━━ Excerpted records ━━
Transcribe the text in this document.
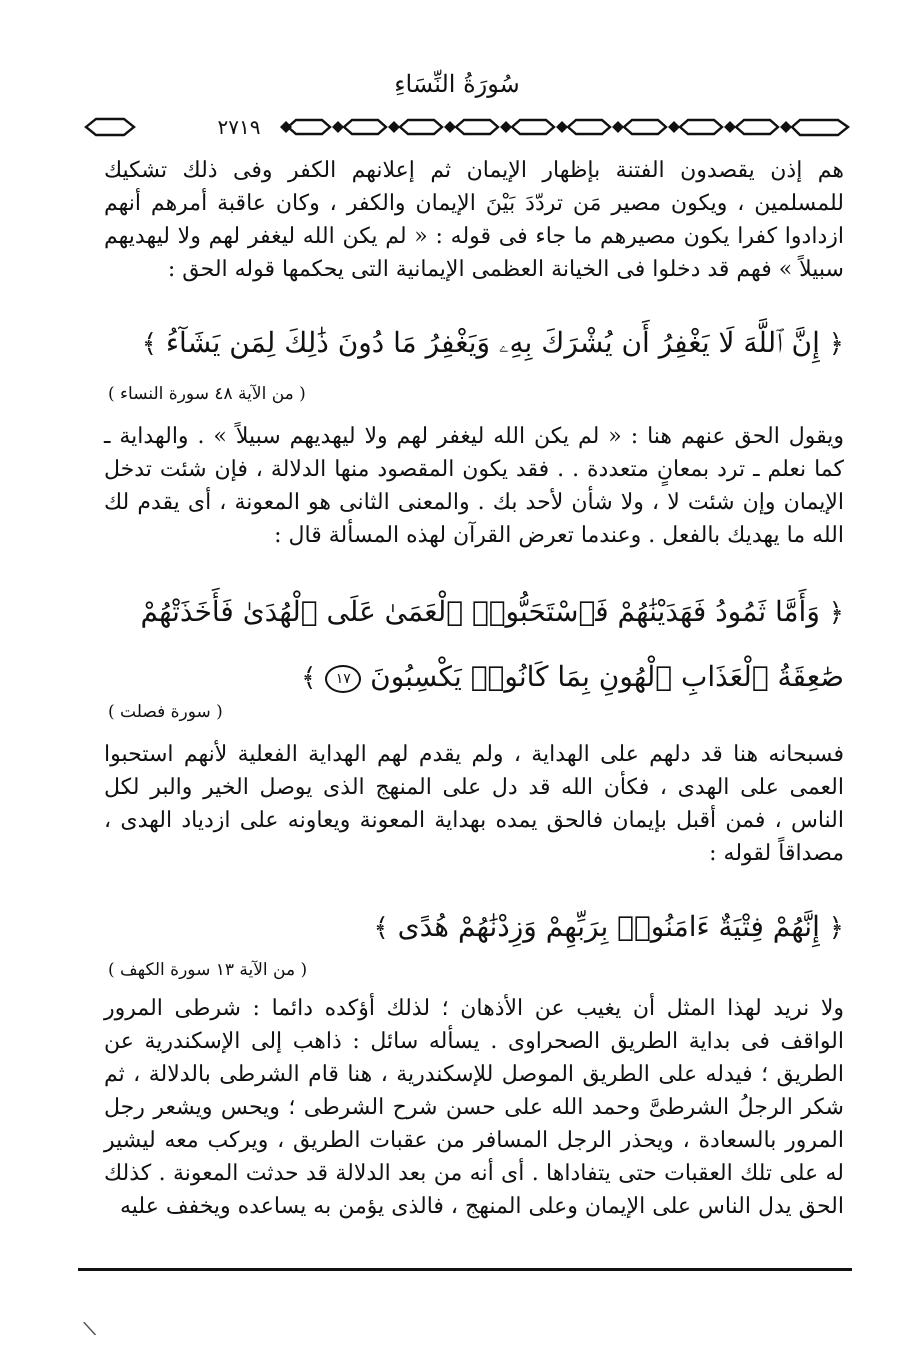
سُورَةُ النِّسَاءِ
٢٧١٩
هم إذن يقصدون الفتنة بإظهار الإيمان ثم إعلانهم الكفر وفى ذلك تشكيك للمسلمين ، ويكون مصير مَن تردّدَ بَيْنَ الإيمان والكفر ، وكان عاقبة أمرهم أنهم ازدادوا كفرا يكون مصيرهم ما جاء فى قوله : « لم يكن الله ليغفر لهم ولا ليهديهم سبيلاً » فهم قد دخلوا فى الخيانة العظمى الإيمانية التى يحكمها قوله الحق :
﴿ إِنَّ ٱللَّهَ لَا يَغْفِرُ أَن يُشْرَكَ بِهِۦ وَيَغْفِرُ مَا دُونَ ذَٰلِكَ لِمَن يَشَآءُ ﴾
( من الآية ٤٨ سورة النساء )
ويقول الحق عنهم هنا : « لم يكن الله ليغفر لهم ولا ليهديهم سبيلاً » . والهداية ـ كما نعلم ـ ترد بمعانٍ متعددة . . فقد يكون المقصود منها الدلالة ، فإن شئت تدخل الإيمان وإن شئت لا ، ولا شأن لأحد بك . والمعنى الثانى هو المعونة ، أى يقدم لك الله ما يهديك بالفعل . وعندما تعرض القرآن لهذه المسألة قال :
﴿ وَأَمَّا ثَمُودُ فَهَدَيْنَٰهُمْ فَٱسْتَحَبُّوا۟ ٱلْعَمَىٰ عَلَى ٱلْهُدَىٰ فَأَخَذَتْهُمْ صَٰعِقَةُ ٱلْعَذَابِ ٱلْهُونِ بِمَا كَانُوا۟ يَكْسِبُونَ ١٧ ﴾
( سورة فصلت )
فسبحانه هنا قد دلهم على الهداية ، ولم يقدم لهم الهداية الفعلية لأنهم استحبوا العمى على الهدى ، فكأن الله قد دل على المنهج الذى يوصل الخير والبر لكل الناس ، فمن أقبل بإيمان فالحق يمده بهداية المعونة ويعاونه على ازدياد الهدى ، مصداقاً لقوله :
﴿ إِنَّهُمْ فِتْيَةٌ ءَامَنُوا۟ بِرَبِّهِمْ وَزِدْنَٰهُمْ هُدًى ﴾
( من الآية ١٣ سورة الكهف )
ولا نريد لهذا المثل أن يغيب عن الأذهان ؛ لذلك أؤكده دائما : شرطى المرور الواقف فى بداية الطريق الصحراوى . يسأله سائل : ذاهب إلى الإسكندرية عن الطريق ؛ فيدله على الطريق الموصل للإسكندرية ، هنا قام الشرطى بالدلالة ، ثم شكر الرجلُ الشرطىَّ وحمد الله على حسن شرح الشرطى ؛ ويحس ويشعر رجل المرور بالسعادة ، ويحذر الرجل المسافر من عقبات الطريق ، ويركب معه ليشير له على تلك العقبات حتى يتفاداها . أى أنه من بعد الدلالة قد حدثت المعونة . كذلك الحق يدل الناس على الإيمان وعلى المنهج ، فالذى يؤمن به يساعده ويخفف عليه
\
━━━
§ **Task to complete**: Restate each line of the records exactly; pictures do not belong in the copy.

§ **Completed exercise**:
Transcribe the text in this document.
سُورَةُ النِّسَاءِ
٢٧١٩
هم إذن يقصدون الفتنة بإظهار الإيمان ثم إعلانهم الكفر وفى ذلك تشكيك للمسلمين ، ويكون مصير مَن تردّدَ بَيْنَ الإيمان والكفر ، وكان عاقبة أمرهم أنهم ازدادوا كفرا يكون مصيرهم ما جاء فى قوله : « لم يكن الله ليغفر لهم ولا ليهديهم سبيلاً » فهم قد دخلوا فى الخيانة العظمى الإيمانية التى يحكمها قوله الحق :
﴿ إِنَّ ٱللَّهَ لَا يَغْفِرُ أَن يُشْرَكَ بِهِۦ وَيَغْفِرُ مَا دُونَ ذَٰلِكَ لِمَن يَشَآءُ ﴾
( من الآية ٤٨ سورة النساء )
ويقول الحق عنهم هنا : « لم يكن الله ليغفر لهم ولا ليهديهم سبيلاً » . والهداية ـ كما نعلم ـ ترد بمعانٍ متعددة . . فقد يكون المقصود منها الدلالة ، فإن شئت تدخل الإيمان وإن شئت لا ، ولا شأن لأحد بك . والمعنى الثانى هو المعونة ، أى يقدم لك الله ما يهديك بالفعل . وعندما تعرض القرآن لهذه المسألة قال :
﴿ وَأَمَّا ثَمُودُ فَهَدَيْنَٰهُمْ فَٱسْتَحَبُّوا۟ ٱلْعَمَىٰ عَلَى ٱلْهُدَىٰ فَأَخَذَتْهُمْ صَٰعِقَةُ ٱلْعَذَابِ ٱلْهُونِ بِمَا كَانُوا۟ يَكْسِبُونَ ١٧ ﴾
( سورة فصلت )
فسبحانه هنا قد دلهم على الهداية ، ولم يقدم لهم الهداية الفعلية لأنهم استحبوا العمى على الهدى ، فكأن الله قد دل على المنهج الذى يوصل الخير والبر لكل الناس ، فمن أقبل بإيمان فالحق يمده بهداية المعونة ويعاونه على ازدياد الهدى ، مصداقاً لقوله :
﴿ إِنَّهُمْ فِتْيَةٌ ءَامَنُوا۟ بِرَبِّهِمْ وَزِدْنَٰهُمْ هُدًى ﴾
( من الآية ١٣ سورة الكهف )
ولا نريد لهذا المثل أن يغيب عن الأذهان ؛ لذلك أؤكده دائما : شرطى المرور الواقف فى بداية الطريق الصحراوى . يسأله سائل : ذاهب إلى الإسكندرية عن الطريق ؛ فيدله على الطريق الموصل للإسكندرية ، هنا قام الشرطى بالدلالة ، ثم شكر الرجلُ الشرطىَّ وحمد الله على حسن شرح الشرطى ؛ ويحس ويشعر رجل المرور بالسعادة ، ويحذر الرجل المسافر من عقبات الطريق ، ويركب معه ليشير له على تلك العقبات حتى يتفاداها . أى أنه من بعد الدلالة قد حدثت المعونة . كذلك الحق يدل الناس على الإيمان وعلى المنهج ، فالذى يؤمن به يساعده ويخفف عليه
\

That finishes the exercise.